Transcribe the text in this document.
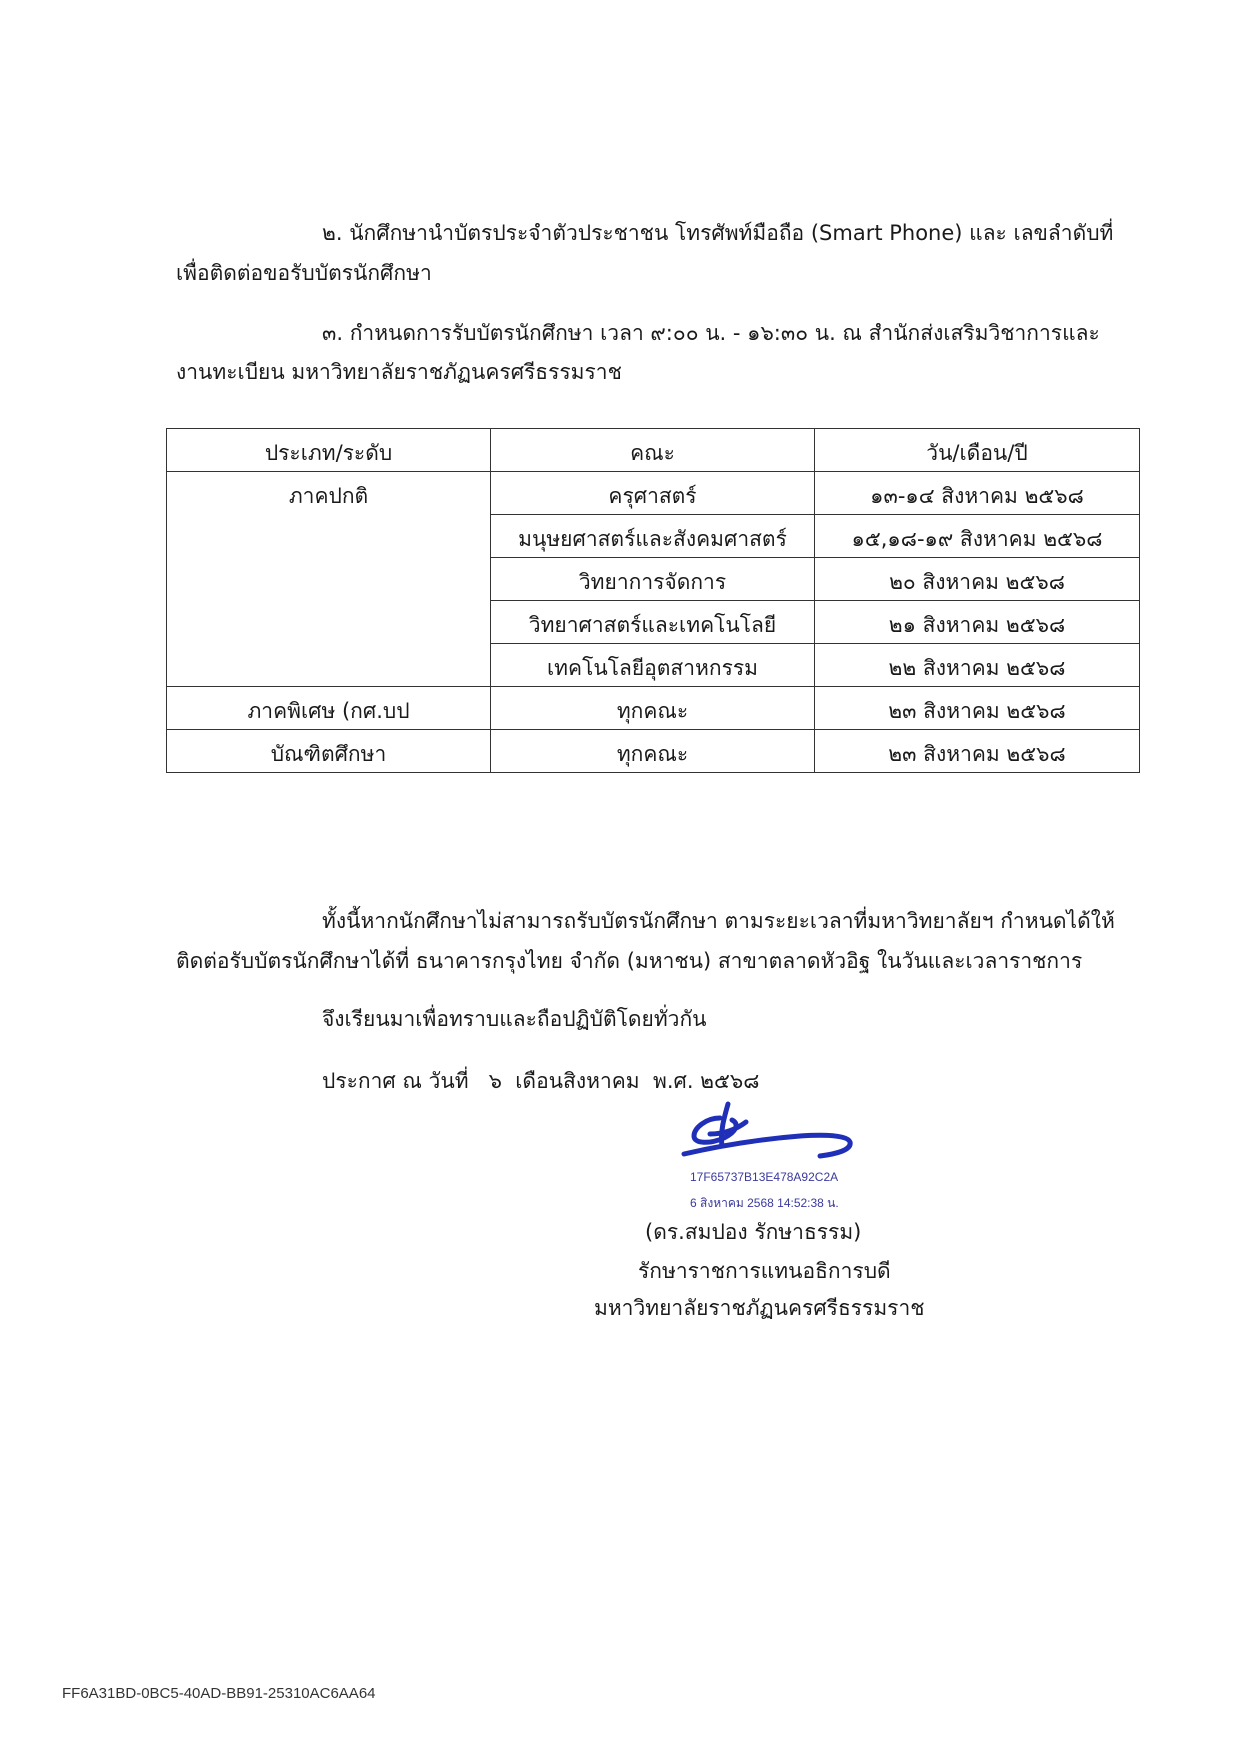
๒. นักศึกษานำบัตรประจำตัวประชาชน โทรศัพท์มือถือ (Smart Phone) และ เลขลำดับที่
เพื่อติดต่อขอรับบัตรนักศึกษา
๓. กำหนดการรับบัตรนักศึกษา เวลา ๙:๐๐ น. - ๑๖:๓๐ น. ณ สำนักส่งเสริมวิชาการและ
งานทะเบียน มหาวิทยาลัยราชภัฏนครศรีธรรมราช
ประเภท/ระดับ	คณะ	วัน/เดือน/ปี
ภาคปกติ	ครุศาสตร์	๑๓-๑๔ สิงหาคม ๒๕๖๘
	มนุษยศาสตร์และสังคมศาสตร์	๑๕,๑๘-๑๙ สิงหาคม ๒๕๖๘
	วิทยาการจัดการ	๒๐ สิงหาคม ๒๕๖๘
	วิทยาศาสตร์และเทคโนโลยี	๒๑ สิงหาคม ๒๕๖๘
	เทคโนโลยีอุตสาหกรรม	๒๒ สิงหาคม ๒๕๖๘
ภาคพิเศษ (กศ.บป	ทุกคณะ	๒๓ สิงหาคม ๒๕๖๘
บัณฑิตศึกษา	ทุกคณะ	๒๓ สิงหาคม ๒๕๖๘
ทั้งนี้หากนักศึกษาไม่สามารถรับบัตรนักศึกษา ตามระยะเวลาที่มหาวิทยาลัยฯ กำหนดได้ให้
ติดต่อรับบัตรนักศึกษาได้ที่ ธนาคารกรุงไทย จำกัด (มหาชน) สาขาตลาดหัวอิฐ ในวันและเวลาราชการ
จึงเรียนมาเพื่อทราบและถือปฏิบัติโดยทั่วกัน
ประกาศ ณ วันที่   ๖  เดือนสิงหาคม  พ.ศ. ๒๕๖๘
17F65737B13E478A92C2A
6 สิงหาคม 2568 14:52:38 น.
(ดร.สมปอง รักษาธรรม)
รักษาราชการแทนอธิการบดี
มหาวิทยาลัยราชภัฏนครศรีธรรมราช
FF6A31BD-0BC5-40AD-BB91-25310AC6AA64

++++++

From the material above, reproduce everything verbatim except the pictures.

Response to the exercise:
Transcribe the text in this document.
๒. นักศึกษานำบัตรประจำตัวประชาชน โทรศัพท์มือถือ (Smart Phone) และ เลขลำดับที่
เพื่อติดต่อขอรับบัตรนักศึกษา
๓. กำหนดการรับบัตรนักศึกษา เวลา ๙:๐๐ น. - ๑๖:๓๐ น. ณ สำนักส่งเสริมวิชาการและ
งานทะเบียน มหาวิทยาลัยราชภัฏนครศรีธรรมราช
ประเภท/ระดับ	คณะ	วัน/เดือน/ปี
ภาคปกติ	ครุศาสตร์	๑๓-๑๔ สิงหาคม ๒๕๖๘
	มนุษยศาสตร์และสังคมศาสตร์	๑๕,๑๘-๑๙ สิงหาคม ๒๕๖๘
	วิทยาการจัดการ	๒๐ สิงหาคม ๒๕๖๘
	วิทยาศาสตร์และเทคโนโลยี	๒๑ สิงหาคม ๒๕๖๘
	เทคโนโลยีอุตสาหกรรม	๒๒ สิงหาคม ๒๕๖๘
ภาคพิเศษ (กศ.บป	ทุกคณะ	๒๓ สิงหาคม ๒๕๖๘
บัณฑิตศึกษา	ทุกคณะ	๒๓ สิงหาคม ๒๕๖๘
ทั้งนี้หากนักศึกษาไม่สามารถรับบัตรนักศึกษา ตามระยะเวลาที่มหาวิทยาลัยฯ กำหนดได้ให้
ติดต่อรับบัตรนักศึกษาได้ที่ ธนาคารกรุงไทย จำกัด (มหาชน) สาขาตลาดหัวอิฐ ในวันและเวลาราชการ
จึงเรียนมาเพื่อทราบและถือปฏิบัติโดยทั่วกัน
ประกาศ ณ วันที่   ๖  เดือนสิงหาคม  พ.ศ. ๒๕๖๘
17F65737B13E478A92C2A
6 สิงหาคม 2568 14:52:38 น.
(ดร.สมปอง รักษาธรรม)
รักษาราชการแทนอธิการบดี
มหาวิทยาลัยราชภัฏนครศรีธรรมราช
FF6A31BD-0BC5-40AD-BB91-25310AC6AA64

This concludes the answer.